CHALLENGE
Output the data exactly, with every line intact.

►

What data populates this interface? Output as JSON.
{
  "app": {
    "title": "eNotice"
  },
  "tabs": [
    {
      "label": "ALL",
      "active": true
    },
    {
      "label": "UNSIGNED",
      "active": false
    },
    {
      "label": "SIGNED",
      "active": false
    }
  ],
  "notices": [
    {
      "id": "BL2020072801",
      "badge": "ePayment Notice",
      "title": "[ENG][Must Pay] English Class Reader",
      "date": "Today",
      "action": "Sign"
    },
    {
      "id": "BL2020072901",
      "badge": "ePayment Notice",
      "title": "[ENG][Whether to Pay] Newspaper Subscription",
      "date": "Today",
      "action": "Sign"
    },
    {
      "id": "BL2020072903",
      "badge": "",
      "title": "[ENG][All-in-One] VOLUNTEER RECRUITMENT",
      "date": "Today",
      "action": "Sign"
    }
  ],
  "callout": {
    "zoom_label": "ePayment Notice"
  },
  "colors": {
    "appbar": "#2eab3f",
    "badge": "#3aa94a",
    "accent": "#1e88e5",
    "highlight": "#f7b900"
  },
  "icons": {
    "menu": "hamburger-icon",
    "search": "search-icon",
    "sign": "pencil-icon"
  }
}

◄

ANSWER IN FULL
What data populates this interface? Output as JSON.
{
  "app": {
    "title": "eNotice"
  },
  "tabs": [
    {
      "label": "ALL",
      "active": true
    },
    {
      "label": "UNSIGNED",
      "active": false
    },
    {
      "label": "SIGNED",
      "active": false
    }
  ],
  "notices": [
    {
      "id": "BL2020072801",
      "badge": "ePayment Notice",
      "title": "[ENG][Must Pay] English Class Reader",
      "date": "Today",
      "action": "Sign"
    },
    {
      "id": "BL2020072901",
      "badge": "ePayment Notice",
      "title": "[ENG][Whether to Pay] Newspaper Subscription",
      "date": "Today",
      "action": "Sign"
    },
    {
      "id": "BL2020072903",
      "badge": "",
      "title": "[ENG][All-in-One] VOLUNTEER RECRUITMENT",
      "date": "Today",
      "action": "Sign"
    }
  ],
  "callout": {
    "zoom_label": "ePayment Notice"
  },
  "colors": {
    "appbar": "#2eab3f",
    "badge": "#3aa94a",
    "accent": "#1e88e5",
    "highlight": "#f7b900"
  },
  "icons": {
    "menu": "hamburger-icon",
    "search": "search-icon",
    "sign": "pencil-icon"
  }
}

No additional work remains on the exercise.